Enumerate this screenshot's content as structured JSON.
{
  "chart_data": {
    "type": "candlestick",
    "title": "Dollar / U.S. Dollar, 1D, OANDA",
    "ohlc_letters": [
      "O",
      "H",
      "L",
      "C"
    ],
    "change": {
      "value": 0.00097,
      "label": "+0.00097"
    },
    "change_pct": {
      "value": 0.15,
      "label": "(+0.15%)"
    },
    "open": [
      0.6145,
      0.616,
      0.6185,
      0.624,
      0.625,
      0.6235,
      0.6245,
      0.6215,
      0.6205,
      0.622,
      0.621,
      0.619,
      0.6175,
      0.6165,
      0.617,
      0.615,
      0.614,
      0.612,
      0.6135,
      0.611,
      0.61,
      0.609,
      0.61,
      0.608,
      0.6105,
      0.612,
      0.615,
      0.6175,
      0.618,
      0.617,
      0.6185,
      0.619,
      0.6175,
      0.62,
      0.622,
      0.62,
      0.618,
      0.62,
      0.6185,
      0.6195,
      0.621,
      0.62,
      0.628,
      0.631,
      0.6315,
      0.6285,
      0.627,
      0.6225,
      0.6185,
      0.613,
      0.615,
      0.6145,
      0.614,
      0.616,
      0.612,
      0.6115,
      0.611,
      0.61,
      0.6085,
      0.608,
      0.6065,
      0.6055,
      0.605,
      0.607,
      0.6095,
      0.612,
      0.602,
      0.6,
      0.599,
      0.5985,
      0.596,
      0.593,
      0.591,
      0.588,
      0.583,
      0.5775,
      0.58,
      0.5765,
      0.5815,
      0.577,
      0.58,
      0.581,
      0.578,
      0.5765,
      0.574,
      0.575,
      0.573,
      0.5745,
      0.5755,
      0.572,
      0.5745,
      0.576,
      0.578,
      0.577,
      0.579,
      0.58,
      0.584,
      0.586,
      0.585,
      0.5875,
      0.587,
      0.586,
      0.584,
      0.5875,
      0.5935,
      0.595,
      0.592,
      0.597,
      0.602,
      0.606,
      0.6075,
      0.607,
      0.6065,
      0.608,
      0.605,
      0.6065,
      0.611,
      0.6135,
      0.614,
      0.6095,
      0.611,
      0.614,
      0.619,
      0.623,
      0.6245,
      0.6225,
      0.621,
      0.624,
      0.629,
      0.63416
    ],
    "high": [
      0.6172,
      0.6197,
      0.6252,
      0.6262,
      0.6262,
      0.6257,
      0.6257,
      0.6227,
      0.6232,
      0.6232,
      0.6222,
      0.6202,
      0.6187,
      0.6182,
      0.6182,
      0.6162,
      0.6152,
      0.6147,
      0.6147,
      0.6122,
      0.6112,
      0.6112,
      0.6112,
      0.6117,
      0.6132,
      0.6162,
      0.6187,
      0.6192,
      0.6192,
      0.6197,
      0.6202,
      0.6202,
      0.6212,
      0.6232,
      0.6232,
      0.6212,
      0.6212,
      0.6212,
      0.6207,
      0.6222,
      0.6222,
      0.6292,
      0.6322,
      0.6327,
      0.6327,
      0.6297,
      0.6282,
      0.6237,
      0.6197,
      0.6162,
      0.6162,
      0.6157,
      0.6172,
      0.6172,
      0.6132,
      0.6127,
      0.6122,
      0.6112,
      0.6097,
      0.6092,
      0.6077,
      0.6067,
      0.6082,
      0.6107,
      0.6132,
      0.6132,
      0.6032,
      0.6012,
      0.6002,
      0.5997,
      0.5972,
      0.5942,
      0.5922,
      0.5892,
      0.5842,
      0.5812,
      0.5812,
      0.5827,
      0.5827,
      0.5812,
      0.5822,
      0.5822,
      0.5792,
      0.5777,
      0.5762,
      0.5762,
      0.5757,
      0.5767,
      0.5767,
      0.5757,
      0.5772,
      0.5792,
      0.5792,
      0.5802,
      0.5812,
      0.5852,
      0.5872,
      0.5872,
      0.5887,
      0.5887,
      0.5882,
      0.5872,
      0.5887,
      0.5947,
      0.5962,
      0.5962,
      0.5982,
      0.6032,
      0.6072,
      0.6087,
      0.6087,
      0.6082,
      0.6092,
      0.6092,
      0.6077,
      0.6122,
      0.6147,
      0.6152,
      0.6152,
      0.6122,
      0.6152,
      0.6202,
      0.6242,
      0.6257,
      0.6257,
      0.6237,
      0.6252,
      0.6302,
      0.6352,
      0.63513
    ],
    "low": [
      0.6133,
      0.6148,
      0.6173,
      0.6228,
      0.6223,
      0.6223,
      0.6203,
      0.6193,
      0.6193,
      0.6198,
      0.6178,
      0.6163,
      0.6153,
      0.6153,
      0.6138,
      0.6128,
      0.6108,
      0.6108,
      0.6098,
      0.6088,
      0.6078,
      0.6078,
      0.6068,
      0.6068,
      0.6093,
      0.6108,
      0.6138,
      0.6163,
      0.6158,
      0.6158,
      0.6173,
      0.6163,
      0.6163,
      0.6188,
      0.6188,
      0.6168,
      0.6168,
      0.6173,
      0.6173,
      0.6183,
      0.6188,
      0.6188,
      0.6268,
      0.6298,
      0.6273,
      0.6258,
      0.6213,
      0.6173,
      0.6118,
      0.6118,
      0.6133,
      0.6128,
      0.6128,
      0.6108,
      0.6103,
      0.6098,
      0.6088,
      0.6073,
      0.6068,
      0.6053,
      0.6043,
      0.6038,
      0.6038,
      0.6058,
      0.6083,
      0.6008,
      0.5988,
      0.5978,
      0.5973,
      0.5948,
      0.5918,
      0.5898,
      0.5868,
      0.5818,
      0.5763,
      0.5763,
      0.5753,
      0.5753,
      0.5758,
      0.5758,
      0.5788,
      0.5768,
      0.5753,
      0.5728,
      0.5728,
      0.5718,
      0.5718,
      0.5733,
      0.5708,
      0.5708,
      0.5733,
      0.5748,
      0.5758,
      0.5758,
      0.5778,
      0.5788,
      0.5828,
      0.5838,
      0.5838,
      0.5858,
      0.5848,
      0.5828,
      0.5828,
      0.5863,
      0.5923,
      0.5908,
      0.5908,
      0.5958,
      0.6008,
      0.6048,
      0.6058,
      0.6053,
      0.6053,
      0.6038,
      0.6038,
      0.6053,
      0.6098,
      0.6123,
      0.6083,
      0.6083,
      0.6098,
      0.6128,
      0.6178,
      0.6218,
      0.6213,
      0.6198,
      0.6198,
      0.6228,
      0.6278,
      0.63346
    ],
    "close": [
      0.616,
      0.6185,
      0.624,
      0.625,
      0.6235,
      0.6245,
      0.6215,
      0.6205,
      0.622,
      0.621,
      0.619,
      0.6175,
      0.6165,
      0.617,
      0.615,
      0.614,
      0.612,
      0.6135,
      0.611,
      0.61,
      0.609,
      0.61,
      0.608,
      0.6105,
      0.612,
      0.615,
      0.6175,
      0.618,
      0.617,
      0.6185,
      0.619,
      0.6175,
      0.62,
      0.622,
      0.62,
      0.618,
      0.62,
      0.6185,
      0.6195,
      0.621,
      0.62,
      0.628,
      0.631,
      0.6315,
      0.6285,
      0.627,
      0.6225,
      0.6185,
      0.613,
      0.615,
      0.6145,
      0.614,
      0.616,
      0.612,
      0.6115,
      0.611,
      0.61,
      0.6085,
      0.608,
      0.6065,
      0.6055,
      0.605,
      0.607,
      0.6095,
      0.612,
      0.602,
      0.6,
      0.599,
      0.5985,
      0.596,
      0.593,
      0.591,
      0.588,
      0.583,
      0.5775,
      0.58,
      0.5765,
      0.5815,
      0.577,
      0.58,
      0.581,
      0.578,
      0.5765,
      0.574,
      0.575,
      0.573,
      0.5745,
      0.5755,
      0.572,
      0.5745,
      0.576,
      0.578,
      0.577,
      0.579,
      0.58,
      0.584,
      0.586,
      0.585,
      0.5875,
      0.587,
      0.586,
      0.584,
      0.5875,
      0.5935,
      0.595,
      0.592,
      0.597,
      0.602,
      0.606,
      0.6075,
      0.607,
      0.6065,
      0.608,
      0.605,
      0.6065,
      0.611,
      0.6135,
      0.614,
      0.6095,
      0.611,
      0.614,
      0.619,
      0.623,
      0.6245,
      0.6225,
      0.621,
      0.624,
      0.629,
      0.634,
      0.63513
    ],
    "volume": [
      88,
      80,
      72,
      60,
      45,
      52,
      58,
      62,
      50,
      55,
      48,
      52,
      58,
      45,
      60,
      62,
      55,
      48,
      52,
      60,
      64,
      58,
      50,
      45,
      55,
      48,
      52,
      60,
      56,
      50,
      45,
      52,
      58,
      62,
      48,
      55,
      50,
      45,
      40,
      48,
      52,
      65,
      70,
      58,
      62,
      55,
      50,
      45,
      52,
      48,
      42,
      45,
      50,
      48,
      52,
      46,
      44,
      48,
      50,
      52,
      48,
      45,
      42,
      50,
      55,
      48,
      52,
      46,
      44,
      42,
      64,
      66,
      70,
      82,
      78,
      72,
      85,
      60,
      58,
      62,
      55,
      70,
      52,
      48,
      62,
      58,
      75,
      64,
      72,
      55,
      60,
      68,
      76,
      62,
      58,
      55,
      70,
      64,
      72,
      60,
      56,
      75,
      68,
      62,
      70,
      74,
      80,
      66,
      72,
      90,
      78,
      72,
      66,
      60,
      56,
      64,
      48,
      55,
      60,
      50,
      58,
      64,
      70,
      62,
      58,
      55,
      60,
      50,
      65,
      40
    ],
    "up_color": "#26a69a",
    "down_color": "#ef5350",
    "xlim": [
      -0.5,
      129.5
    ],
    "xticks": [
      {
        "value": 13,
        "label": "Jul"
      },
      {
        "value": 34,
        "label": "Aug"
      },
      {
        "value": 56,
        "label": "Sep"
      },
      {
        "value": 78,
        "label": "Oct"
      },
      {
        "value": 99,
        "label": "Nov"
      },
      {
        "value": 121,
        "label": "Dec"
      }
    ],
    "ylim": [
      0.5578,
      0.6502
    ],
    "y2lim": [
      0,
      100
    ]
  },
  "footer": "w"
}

(Stated exercise) Your task is to gather every line with the word "label" and copy it.

(Solution to this exercise)
      "label": "+0.00097"
      "label": "(+0.15%)"
        "label": "Jul"
        "label": "Aug"
        "label": "Sep"
        "label": "Oct"
        "label": "Nov"
        "label": "Dec"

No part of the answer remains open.